WORK TO BE COMPLETED
Below are some records: retype them all exactly, but not the pictures.

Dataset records
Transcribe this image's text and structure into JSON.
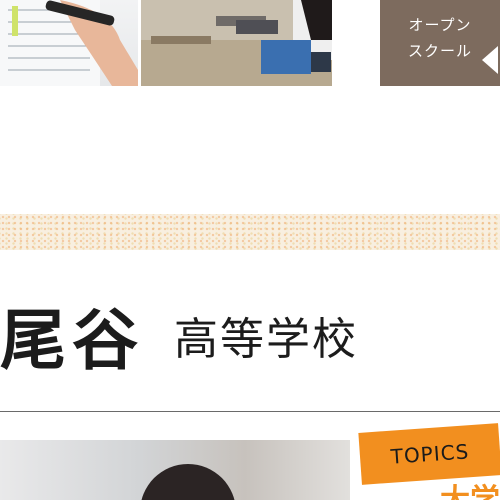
{
  "header": {
    "open_school_line1": "オープン",
    "open_school_line2": "スクール"
  },
  "school": {
    "name_main": "尾谷",
    "name_sub": "高等学校"
  },
  "topics": {
    "badge": "TOPICS",
    "headline": "大学"
  },
  "colors": {
    "open_school_bg": "#7d6b5e",
    "topics_accent": "#f28f1f",
    "text": "#1c1c1c"
  }
}
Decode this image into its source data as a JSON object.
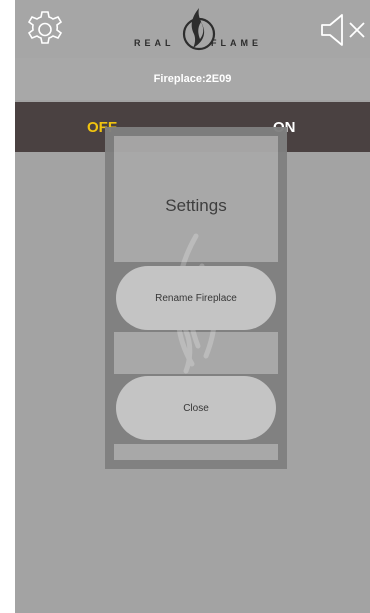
{
  "topbar": {
    "brand_left": "REAL",
    "brand_right": "FLAME",
    "icons": {
      "settings": "gear-icon",
      "sound": "speaker-muted-icon",
      "logo": "flame-logo-icon"
    }
  },
  "subtitle": "Fireplace:2E09",
  "toggle": {
    "off_label": "OFF",
    "on_label": "ON",
    "off_color": "#f1c40f",
    "on_color": "#ffffff"
  },
  "modal": {
    "title": "Settings",
    "rename_label": "Rename Fireplace",
    "close_label": "Close"
  },
  "colors": {
    "background": "#a3a3a3",
    "toggle_bar": "#4a4141",
    "modal_frame": "#808080",
    "button": "#c6c6c6"
  }
}
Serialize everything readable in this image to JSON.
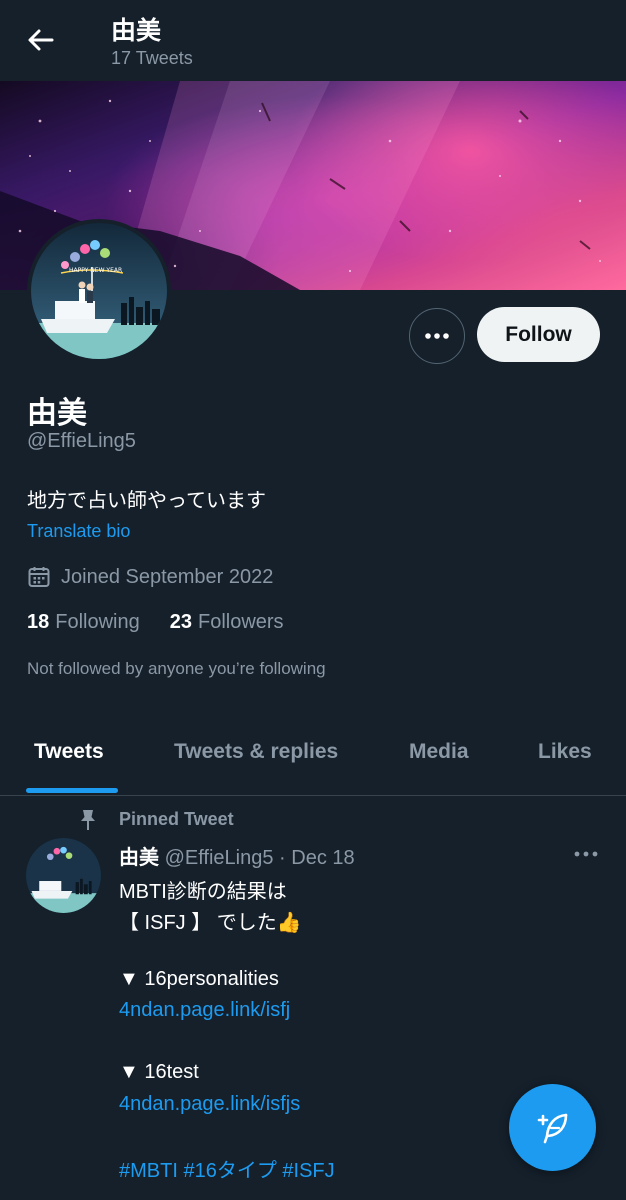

EXERCISE SOLUTION
Transcribe this image's text and structure into JSON.
{
  "header": {
    "open_school_line1": "オープン",
    "open_school_line2": "スクール"
  },
  "school": {
    "name_main": "尾谷",
    "name_sub": "高等学校"
  },
  "topics": {
    "badge": "TOPICS",
    "headline": "大学"
  },
  "colors": {
    "open_school_bg": "#7d6b5e",
    "topics_accent": "#f28f1f",
    "text": "#1c1c1c"
  }
}
Decode this image into its source data as a JSON object.
{
  "topbar": {
    "brand_left": "REAL",
    "brand_right": "FLAME",
    "icons": {
      "settings": "gear-icon",
      "sound": "speaker-muted-icon",
      "logo": "flame-logo-icon"
    }
  },
  "subtitle": "Fireplace:2E09",
  "toggle": {
    "off_label": "OFF",
    "on_label": "ON",
    "off_color": "#f1c40f",
    "on_color": "#ffffff"
  },
  "modal": {
    "title": "Settings",
    "rename_label": "Rename Fireplace",
    "close_label": "Close"
  },
  "colors": {
    "background": "#a3a3a3",
    "toggle_bar": "#4a4141",
    "modal_frame": "#808080",
    "button": "#c6c6c6"
  }
}
Serialize everything readable in this image to JSON.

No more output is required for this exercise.